**What the exercise asks**:
All of the data that follows should be retyped exactly, please, except the pictures.

**Listing**:
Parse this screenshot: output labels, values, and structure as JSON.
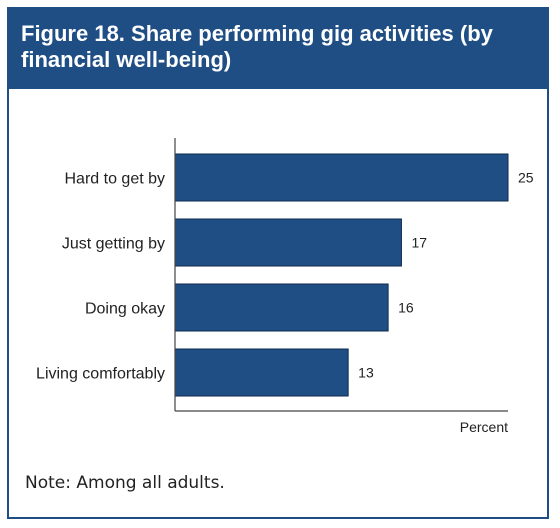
{
  "figure": {
    "title": "Figure 18. Share performing gig activities (by financial well-being)",
    "note": "Note: Among all adults."
  },
  "colors": {
    "header_bg": "#1f4e85",
    "bar_fill": "#1f4e85",
    "bar_stroke": "#0d2a4e"
  },
  "chart_data": {
    "type": "bar",
    "orientation": "horizontal",
    "title": "Figure 18. Share performing gig activities (by financial well-being)",
    "xlabel": "Percent",
    "ylabel": "",
    "categories": [
      "Hard to get by",
      "Just getting by",
      "Doing okay",
      "Living comfortably"
    ],
    "values": [
      25,
      17,
      16,
      13
    ],
    "xlim": [
      0,
      25
    ],
    "grid": false,
    "legend": "none"
  }
}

**Exercise solution**:
Parse this screenshot: output labels, values, and structure as JSON.
{
  "figure": {
    "title": "Figure 18. Share performing gig activities (by financial well-being)",
    "note": "Note: Among all adults."
  },
  "colors": {
    "header_bg": "#1f4e85",
    "bar_fill": "#1f4e85",
    "bar_stroke": "#0d2a4e"
  },
  "chart_data": {
    "type": "bar",
    "orientation": "horizontal",
    "title": "Figure 18. Share performing gig activities (by financial well-being)",
    "xlabel": "Percent",
    "ylabel": "",
    "categories": [
      "Hard to get by",
      "Just getting by",
      "Doing okay",
      "Living comfortably"
    ],
    "values": [
      25,
      17,
      16,
      13
    ],
    "xlim": [
      0,
      25
    ],
    "grid": false,
    "legend": "none"
  }
}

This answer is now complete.